> WHAT IS BEING ASKED: Give the listing below again in full, exactly as written.

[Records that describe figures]
■ ■ ■
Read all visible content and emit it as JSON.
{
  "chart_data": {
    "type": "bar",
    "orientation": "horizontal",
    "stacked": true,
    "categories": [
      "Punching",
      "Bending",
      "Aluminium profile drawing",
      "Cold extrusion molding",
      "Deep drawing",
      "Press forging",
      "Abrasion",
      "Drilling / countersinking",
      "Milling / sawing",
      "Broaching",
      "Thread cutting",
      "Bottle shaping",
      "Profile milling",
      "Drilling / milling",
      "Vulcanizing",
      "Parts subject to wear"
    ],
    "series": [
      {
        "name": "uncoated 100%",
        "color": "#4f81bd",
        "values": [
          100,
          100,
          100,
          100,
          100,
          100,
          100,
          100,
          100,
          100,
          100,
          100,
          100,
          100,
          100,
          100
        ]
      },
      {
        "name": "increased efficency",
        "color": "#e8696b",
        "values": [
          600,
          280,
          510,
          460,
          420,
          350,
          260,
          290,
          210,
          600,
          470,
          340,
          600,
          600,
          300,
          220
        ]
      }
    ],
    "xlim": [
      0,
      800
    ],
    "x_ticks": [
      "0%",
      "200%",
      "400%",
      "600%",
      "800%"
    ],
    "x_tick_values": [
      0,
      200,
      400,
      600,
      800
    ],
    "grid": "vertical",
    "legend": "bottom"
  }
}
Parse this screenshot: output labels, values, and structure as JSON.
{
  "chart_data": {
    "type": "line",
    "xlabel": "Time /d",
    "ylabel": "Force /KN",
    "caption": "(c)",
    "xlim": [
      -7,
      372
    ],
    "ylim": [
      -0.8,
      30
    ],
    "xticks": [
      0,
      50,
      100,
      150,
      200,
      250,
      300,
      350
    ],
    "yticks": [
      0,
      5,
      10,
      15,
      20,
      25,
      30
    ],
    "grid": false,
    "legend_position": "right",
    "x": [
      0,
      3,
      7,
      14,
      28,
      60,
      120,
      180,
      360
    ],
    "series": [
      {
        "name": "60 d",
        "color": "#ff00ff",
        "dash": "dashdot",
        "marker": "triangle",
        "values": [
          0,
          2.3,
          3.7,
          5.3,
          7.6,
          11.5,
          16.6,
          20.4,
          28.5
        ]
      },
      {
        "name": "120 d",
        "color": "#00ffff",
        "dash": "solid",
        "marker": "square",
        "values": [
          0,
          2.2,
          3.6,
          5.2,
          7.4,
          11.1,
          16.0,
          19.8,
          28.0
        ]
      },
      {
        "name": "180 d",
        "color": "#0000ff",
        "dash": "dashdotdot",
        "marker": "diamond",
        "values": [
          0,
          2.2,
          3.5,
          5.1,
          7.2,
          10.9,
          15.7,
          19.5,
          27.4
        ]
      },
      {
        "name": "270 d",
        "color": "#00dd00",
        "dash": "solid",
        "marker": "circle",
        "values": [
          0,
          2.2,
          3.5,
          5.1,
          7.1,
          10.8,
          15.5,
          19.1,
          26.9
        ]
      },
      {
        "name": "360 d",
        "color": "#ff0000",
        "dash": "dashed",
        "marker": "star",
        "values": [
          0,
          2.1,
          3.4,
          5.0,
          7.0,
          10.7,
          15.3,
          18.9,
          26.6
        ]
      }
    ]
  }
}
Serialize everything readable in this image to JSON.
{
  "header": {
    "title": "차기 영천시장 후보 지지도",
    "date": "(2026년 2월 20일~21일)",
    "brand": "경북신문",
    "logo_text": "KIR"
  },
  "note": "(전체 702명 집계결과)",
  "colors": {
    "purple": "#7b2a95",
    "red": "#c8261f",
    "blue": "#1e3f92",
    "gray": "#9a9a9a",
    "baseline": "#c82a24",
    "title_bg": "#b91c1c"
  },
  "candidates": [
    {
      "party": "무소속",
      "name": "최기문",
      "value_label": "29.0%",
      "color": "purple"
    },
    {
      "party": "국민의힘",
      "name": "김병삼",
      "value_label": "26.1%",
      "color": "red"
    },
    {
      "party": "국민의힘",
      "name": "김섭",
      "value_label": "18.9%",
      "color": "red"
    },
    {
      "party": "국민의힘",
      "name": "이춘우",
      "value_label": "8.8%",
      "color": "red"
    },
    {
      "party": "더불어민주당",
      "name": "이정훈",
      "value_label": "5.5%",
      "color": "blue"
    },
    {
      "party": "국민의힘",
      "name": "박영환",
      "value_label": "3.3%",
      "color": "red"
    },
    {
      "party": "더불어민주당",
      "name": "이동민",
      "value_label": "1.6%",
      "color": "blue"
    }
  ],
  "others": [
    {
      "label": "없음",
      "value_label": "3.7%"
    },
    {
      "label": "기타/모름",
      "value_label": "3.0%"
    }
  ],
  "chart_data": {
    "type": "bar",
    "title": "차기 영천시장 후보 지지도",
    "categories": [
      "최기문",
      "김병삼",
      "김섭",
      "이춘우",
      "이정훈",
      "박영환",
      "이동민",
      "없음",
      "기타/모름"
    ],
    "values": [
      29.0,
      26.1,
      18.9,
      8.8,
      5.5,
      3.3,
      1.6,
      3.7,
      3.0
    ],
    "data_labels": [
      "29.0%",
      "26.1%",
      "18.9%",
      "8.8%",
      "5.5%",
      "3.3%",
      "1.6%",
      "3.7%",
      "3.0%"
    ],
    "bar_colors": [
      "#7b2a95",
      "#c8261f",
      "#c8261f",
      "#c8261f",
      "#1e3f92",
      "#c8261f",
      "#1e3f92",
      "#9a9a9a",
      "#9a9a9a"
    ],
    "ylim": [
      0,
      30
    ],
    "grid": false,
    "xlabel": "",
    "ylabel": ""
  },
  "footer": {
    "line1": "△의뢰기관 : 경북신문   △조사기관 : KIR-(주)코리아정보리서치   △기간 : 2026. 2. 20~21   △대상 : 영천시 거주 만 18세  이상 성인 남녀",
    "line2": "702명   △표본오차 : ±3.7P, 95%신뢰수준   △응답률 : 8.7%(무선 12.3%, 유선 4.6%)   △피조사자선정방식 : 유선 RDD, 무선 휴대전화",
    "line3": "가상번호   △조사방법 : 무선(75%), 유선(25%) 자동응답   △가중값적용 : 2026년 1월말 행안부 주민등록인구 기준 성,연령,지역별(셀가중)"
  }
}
■ ■ ■
> ANSWER FOR THE TASK:
Read all visible content and emit it as JSON.
{
  "chart_data": {
    "type": "bar",
    "orientation": "horizontal",
    "stacked": true,
    "categories": [
      "Punching",
      "Bending",
      "Aluminium profile drawing",
      "Cold extrusion molding",
      "Deep drawing",
      "Press forging",
      "Abrasion",
      "Drilling / countersinking",
      "Milling / sawing",
      "Broaching",
      "Thread cutting",
      "Bottle shaping",
      "Profile milling",
      "Drilling / milling",
      "Vulcanizing",
      "Parts subject to wear"
    ],
    "series": [
      {
        "name": "uncoated 100%",
        "color": "#4f81bd",
        "values": [
          100,
          100,
          100,
          100,
          100,
          100,
          100,
          100,
          100,
          100,
          100,
          100,
          100,
          100,
          100,
          100
        ]
      },
      {
        "name": "increased efficency",
        "color": "#e8696b",
        "values": [
          600,
          280,
          510,
          460,
          420,
          350,
          260,
          290,
          210,
          600,
          470,
          340,
          600,
          600,
          300,
          220
        ]
      }
    ],
    "xlim": [
      0,
      800
    ],
    "x_ticks": [
      "0%",
      "200%",
      "400%",
      "600%",
      "800%"
    ],
    "x_tick_values": [
      0,
      200,
      400,
      600,
      800
    ],
    "grid": "vertical",
    "legend": "bottom"
  }
}
Parse this screenshot: output labels, values, and structure as JSON.
{
  "chart_data": {
    "type": "line",
    "xlabel": "Time /d",
    "ylabel": "Force /KN",
    "caption": "(c)",
    "xlim": [
      -7,
      372
    ],
    "ylim": [
      -0.8,
      30
    ],
    "xticks": [
      0,
      50,
      100,
      150,
      200,
      250,
      300,
      350
    ],
    "yticks": [
      0,
      5,
      10,
      15,
      20,
      25,
      30
    ],
    "grid": false,
    "legend_position": "right",
    "x": [
      0,
      3,
      7,
      14,
      28,
      60,
      120,
      180,
      360
    ],
    "series": [
      {
        "name": "60 d",
        "color": "#ff00ff",
        "dash": "dashdot",
        "marker": "triangle",
        "values": [
          0,
          2.3,
          3.7,
          5.3,
          7.6,
          11.5,
          16.6,
          20.4,
          28.5
        ]
      },
      {
        "name": "120 d",
        "color": "#00ffff",
        "dash": "solid",
        "marker": "square",
        "values": [
          0,
          2.2,
          3.6,
          5.2,
          7.4,
          11.1,
          16.0,
          19.8,
          28.0
        ]
      },
      {
        "name": "180 d",
        "color": "#0000ff",
        "dash": "dashdotdot",
        "marker": "diamond",
        "values": [
          0,
          2.2,
          3.5,
          5.1,
          7.2,
          10.9,
          15.7,
          19.5,
          27.4
        ]
      },
      {
        "name": "270 d",
        "color": "#00dd00",
        "dash": "solid",
        "marker": "circle",
        "values": [
          0,
          2.2,
          3.5,
          5.1,
          7.1,
          10.8,
          15.5,
          19.1,
          26.9
        ]
      },
      {
        "name": "360 d",
        "color": "#ff0000",
        "dash": "dashed",
        "marker": "star",
        "values": [
          0,
          2.1,
          3.4,
          5.0,
          7.0,
          10.7,
          15.3,
          18.9,
          26.6
        ]
      }
    ]
  }
}
Serialize everything readable in this image to JSON.
{
  "header": {
    "title": "차기 영천시장 후보 지지도",
    "date": "(2026년 2월 20일~21일)",
    "brand": "경북신문",
    "logo_text": "KIR"
  },
  "note": "(전체 702명 집계결과)",
  "colors": {
    "purple": "#7b2a95",
    "red": "#c8261f",
    "blue": "#1e3f92",
    "gray": "#9a9a9a",
    "baseline": "#c82a24",
    "title_bg": "#b91c1c"
  },
  "candidates": [
    {
      "party": "무소속",
      "name": "최기문",
      "value_label": "29.0%",
      "color": "purple"
    },
    {
      "party": "국민의힘",
      "name": "김병삼",
      "value_label": "26.1%",
      "color": "red"
    },
    {
      "party": "국민의힘",
      "name": "김섭",
      "value_label": "18.9%",
      "color": "red"
    },
    {
      "party": "국민의힘",
      "name": "이춘우",
      "value_label": "8.8%",
      "color": "red"
    },
    {
      "party": "더불어민주당",
      "name": "이정훈",
      "value_label": "5.5%",
      "color": "blue"
    },
    {
      "party": "국민의힘",
      "name": "박영환",
      "value_label": "3.3%",
      "color": "red"
    },
    {
      "party": "더불어민주당",
      "name": "이동민",
      "value_label": "1.6%",
      "color": "blue"
    }
  ],
  "others": [
    {
      "label": "없음",
      "value_label": "3.7%"
    },
    {
      "label": "기타/모름",
      "value_label": "3.0%"
    }
  ],
  "chart_data": {
    "type": "bar",
    "title": "차기 영천시장 후보 지지도",
    "categories": [
      "최기문",
      "김병삼",
      "김섭",
      "이춘우",
      "이정훈",
      "박영환",
      "이동민",
      "없음",
      "기타/모름"
    ],
    "values": [
      29.0,
      26.1,
      18.9,
      8.8,
      5.5,
      3.3,
      1.6,
      3.7,
      3.0
    ],
    "data_labels": [
      "29.0%",
      "26.1%",
      "18.9%",
      "8.8%",
      "5.5%",
      "3.3%",
      "1.6%",
      "3.7%",
      "3.0%"
    ],
    "bar_colors": [
      "#7b2a95",
      "#c8261f",
      "#c8261f",
      "#c8261f",
      "#1e3f92",
      "#c8261f",
      "#1e3f92",
      "#9a9a9a",
      "#9a9a9a"
    ],
    "ylim": [
      0,
      30
    ],
    "grid": false,
    "xlabel": "",
    "ylabel": ""
  },
  "footer": {
    "line1": "△의뢰기관 : 경북신문   △조사기관 : KIR-(주)코리아정보리서치   △기간 : 2026. 2. 20~21   △대상 : 영천시 거주 만 18세  이상 성인 남녀",
    "line2": "702명   △표본오차 : ±3.7P, 95%신뢰수준   △응답률 : 8.7%(무선 12.3%, 유선 4.6%)   △피조사자선정방식 : 유선 RDD, 무선 휴대전화",
    "line3": "가상번호   △조사방법 : 무선(75%), 유선(25%) 자동응답   △가중값적용 : 2026년 1월말 행안부 주민등록인구 기준 성,연령,지역별(셀가중)"
  }
}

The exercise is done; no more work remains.